## Brief
Keep only the lines of the listing that include the word "William", and copy them.
┄┄┄┄┄┄┄┄┄┄┄┄┄┄┄┄┄┄┄┄
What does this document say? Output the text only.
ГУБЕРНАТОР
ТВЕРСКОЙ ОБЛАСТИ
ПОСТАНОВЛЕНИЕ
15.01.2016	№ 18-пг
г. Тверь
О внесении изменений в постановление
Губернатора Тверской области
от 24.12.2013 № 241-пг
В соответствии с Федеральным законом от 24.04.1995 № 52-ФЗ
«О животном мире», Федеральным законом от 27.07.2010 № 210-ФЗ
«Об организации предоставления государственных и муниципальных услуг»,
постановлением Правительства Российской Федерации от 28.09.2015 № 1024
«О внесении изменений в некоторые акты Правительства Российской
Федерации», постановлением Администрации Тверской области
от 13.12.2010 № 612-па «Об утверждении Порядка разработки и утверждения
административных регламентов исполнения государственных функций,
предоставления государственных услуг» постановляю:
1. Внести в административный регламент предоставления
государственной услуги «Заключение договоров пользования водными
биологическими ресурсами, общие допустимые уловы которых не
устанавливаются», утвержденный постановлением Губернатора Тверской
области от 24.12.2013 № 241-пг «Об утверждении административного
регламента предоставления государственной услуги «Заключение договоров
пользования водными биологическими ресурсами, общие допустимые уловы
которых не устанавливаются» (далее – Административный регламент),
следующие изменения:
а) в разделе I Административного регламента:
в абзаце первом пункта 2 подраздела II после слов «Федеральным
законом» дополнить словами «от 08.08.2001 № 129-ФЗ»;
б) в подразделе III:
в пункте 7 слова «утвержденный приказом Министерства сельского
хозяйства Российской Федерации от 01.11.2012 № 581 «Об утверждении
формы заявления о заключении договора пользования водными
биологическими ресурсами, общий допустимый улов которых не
┄┄┄┄┄┄┄┄┄┄┄┄┄┄┄┄┄┄┄┄
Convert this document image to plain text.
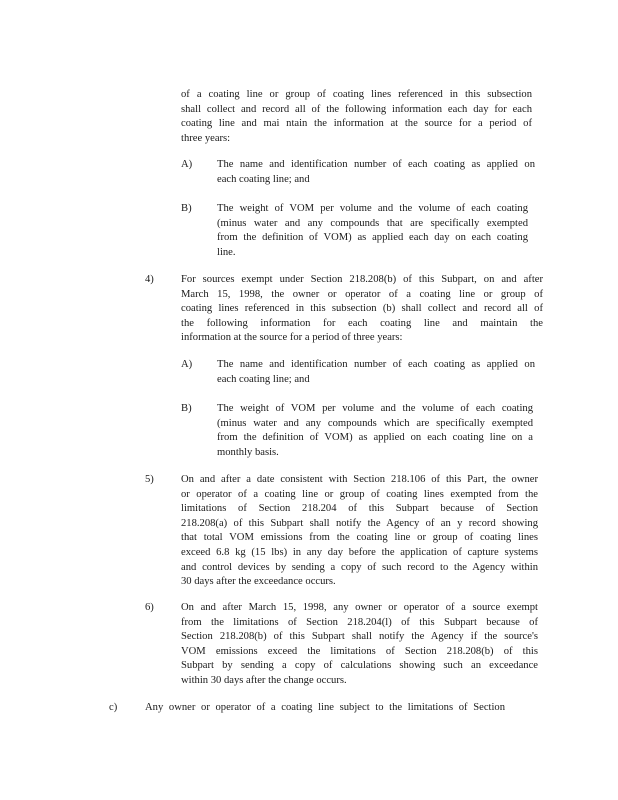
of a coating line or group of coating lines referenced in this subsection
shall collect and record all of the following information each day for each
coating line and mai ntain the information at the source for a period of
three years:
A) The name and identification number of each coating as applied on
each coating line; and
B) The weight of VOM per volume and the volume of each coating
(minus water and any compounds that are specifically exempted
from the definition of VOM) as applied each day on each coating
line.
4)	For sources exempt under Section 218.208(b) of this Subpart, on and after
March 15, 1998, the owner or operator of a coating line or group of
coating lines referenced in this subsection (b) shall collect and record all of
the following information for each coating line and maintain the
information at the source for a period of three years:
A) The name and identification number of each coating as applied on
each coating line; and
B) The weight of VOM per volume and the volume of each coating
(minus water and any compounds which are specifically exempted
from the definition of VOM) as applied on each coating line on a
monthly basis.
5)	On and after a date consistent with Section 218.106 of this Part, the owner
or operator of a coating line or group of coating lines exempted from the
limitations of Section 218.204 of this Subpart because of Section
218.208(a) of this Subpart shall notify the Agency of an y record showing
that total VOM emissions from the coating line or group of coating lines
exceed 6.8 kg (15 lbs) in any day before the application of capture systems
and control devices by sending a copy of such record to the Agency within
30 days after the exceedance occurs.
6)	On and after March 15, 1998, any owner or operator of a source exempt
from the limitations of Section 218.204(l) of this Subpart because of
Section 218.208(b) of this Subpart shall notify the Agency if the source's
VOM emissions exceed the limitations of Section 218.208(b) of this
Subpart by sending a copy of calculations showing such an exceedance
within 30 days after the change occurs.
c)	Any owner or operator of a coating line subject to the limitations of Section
┄┄┄┄┄┄┄┄┄┄┄┄┄┄┄┄┄┄┄┄
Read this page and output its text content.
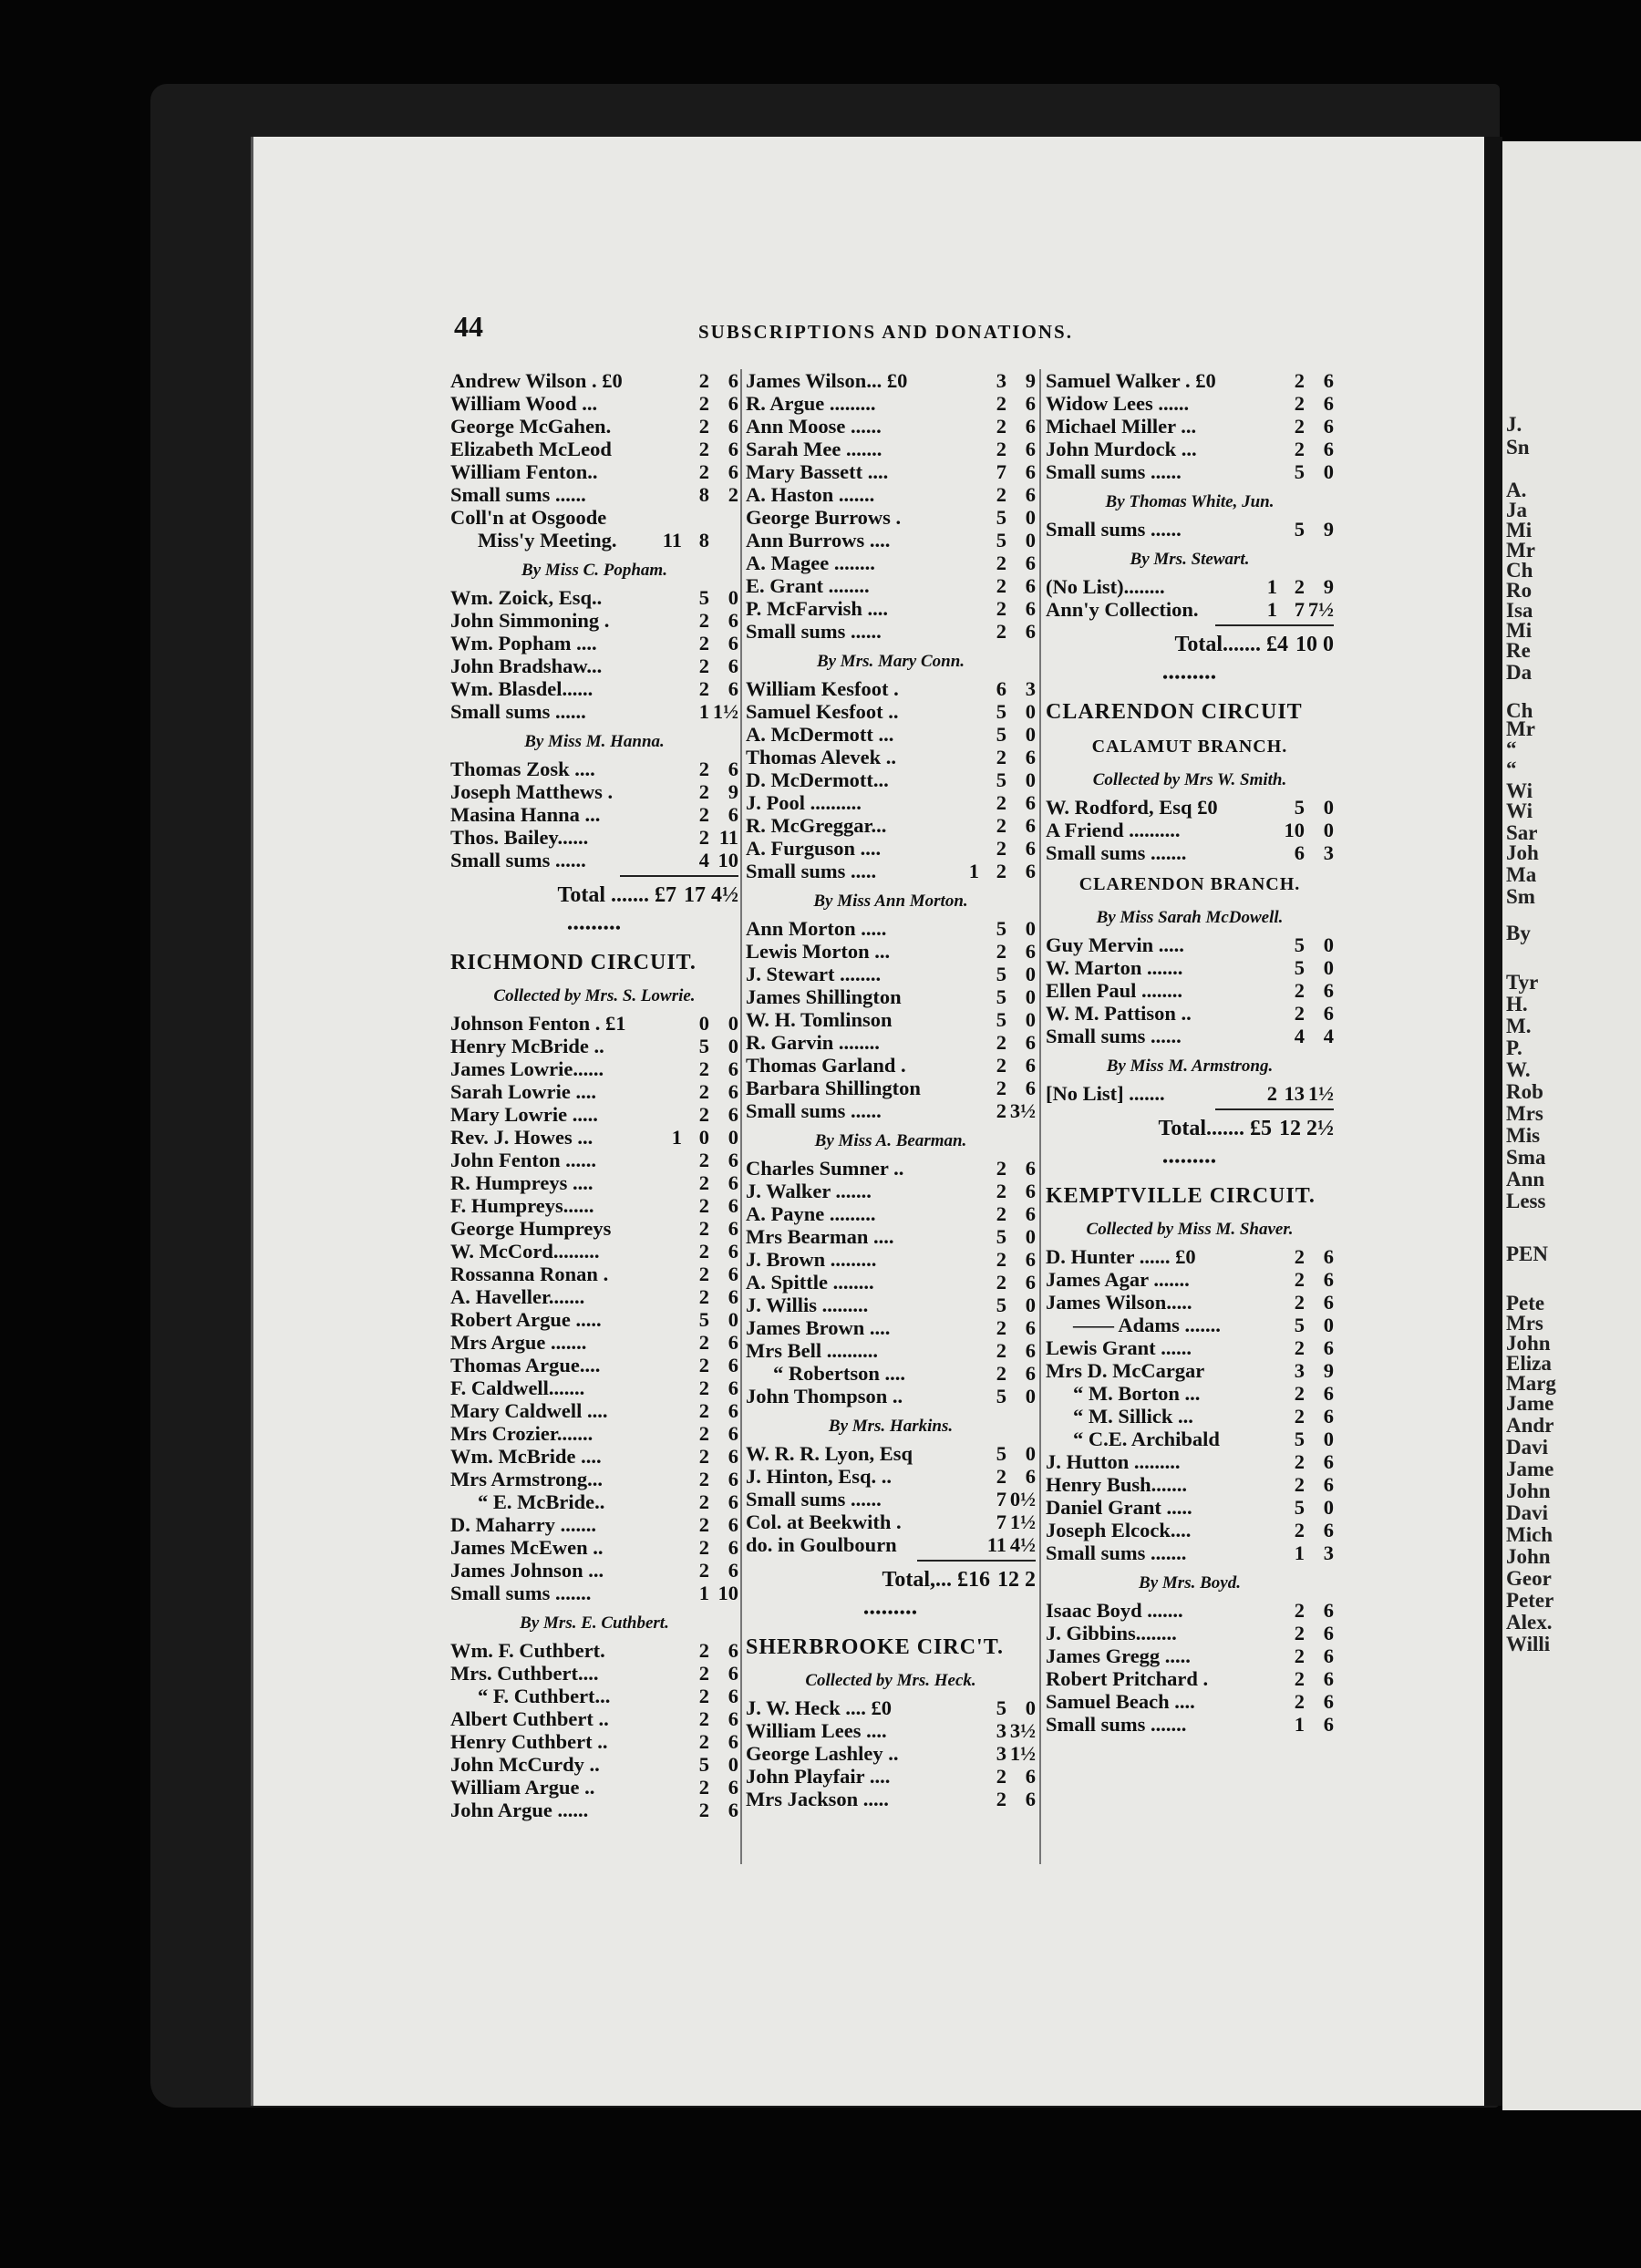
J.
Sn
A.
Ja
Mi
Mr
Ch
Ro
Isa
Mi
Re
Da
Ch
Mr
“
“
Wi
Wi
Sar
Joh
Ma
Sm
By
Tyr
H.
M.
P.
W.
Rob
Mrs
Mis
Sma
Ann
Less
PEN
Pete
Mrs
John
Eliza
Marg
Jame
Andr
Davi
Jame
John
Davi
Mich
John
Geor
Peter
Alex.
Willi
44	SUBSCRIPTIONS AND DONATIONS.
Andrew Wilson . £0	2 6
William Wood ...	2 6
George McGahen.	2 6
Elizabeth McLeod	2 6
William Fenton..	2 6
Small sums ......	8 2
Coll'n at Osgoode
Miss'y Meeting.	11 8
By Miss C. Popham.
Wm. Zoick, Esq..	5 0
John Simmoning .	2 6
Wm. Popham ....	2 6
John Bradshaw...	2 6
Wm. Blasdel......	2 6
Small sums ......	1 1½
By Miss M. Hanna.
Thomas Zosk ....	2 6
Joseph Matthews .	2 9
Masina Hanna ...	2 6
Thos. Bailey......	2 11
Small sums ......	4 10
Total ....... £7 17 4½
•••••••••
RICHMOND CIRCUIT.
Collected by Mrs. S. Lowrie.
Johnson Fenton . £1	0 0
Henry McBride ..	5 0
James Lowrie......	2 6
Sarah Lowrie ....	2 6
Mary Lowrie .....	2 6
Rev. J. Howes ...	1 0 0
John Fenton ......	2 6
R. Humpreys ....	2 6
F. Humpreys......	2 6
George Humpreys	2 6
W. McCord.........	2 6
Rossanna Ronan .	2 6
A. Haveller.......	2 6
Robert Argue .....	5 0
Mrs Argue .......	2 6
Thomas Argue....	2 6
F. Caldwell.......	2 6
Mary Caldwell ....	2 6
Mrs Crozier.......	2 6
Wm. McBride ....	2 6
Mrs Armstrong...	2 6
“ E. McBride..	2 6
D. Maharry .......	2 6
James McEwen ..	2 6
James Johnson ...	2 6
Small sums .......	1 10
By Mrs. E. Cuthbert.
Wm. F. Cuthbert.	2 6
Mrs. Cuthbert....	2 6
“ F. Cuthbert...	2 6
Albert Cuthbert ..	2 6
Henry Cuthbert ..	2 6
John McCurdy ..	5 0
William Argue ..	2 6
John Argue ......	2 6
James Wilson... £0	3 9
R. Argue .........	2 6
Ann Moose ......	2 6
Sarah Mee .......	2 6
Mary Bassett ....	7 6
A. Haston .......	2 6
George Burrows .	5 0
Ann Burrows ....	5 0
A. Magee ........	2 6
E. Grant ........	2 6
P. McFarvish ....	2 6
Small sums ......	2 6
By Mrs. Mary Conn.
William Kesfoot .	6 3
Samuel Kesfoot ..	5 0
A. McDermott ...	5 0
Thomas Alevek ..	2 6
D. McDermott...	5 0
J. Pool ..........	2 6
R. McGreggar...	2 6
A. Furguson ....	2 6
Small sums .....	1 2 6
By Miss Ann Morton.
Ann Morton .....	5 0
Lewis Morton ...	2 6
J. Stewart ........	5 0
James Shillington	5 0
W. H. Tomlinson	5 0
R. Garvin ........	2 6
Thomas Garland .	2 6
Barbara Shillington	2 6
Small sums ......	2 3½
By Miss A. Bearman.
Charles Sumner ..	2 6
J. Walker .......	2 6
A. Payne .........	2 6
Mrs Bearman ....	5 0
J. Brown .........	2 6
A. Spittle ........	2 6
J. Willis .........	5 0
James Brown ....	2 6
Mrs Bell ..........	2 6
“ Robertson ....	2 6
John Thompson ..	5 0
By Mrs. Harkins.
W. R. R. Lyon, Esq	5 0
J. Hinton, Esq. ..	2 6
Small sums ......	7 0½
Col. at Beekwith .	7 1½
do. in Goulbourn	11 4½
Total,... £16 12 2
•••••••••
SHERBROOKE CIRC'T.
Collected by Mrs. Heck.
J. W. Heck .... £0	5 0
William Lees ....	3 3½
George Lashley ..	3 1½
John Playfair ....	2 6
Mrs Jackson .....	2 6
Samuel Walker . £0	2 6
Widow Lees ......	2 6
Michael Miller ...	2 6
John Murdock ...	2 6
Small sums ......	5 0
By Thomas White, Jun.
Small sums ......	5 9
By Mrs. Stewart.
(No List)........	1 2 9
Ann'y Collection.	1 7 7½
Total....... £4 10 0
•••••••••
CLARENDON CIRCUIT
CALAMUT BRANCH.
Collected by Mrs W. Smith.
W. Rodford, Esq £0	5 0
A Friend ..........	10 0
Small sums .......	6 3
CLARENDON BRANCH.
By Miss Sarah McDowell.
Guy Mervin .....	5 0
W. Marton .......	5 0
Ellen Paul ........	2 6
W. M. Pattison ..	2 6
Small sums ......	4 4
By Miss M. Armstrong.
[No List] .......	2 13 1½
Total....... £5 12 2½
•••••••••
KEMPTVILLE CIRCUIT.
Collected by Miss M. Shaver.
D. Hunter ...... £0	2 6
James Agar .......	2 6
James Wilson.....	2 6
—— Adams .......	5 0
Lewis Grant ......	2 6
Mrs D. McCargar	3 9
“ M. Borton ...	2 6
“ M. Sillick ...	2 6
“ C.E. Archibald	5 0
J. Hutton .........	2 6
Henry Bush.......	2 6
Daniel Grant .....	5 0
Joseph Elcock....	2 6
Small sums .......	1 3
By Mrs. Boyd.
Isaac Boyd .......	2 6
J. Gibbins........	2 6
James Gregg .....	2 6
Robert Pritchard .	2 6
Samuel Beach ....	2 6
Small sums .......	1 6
┄┄┄┄┄┄┄┄┄┄┄┄┄┄┄┄┄┄┄┄
## Result for this task
William Wood ...	2 6
William Fenton..	2 6
William Argue ..	2 6
William Kesfoot .	6 3
William Lees ....	3 3½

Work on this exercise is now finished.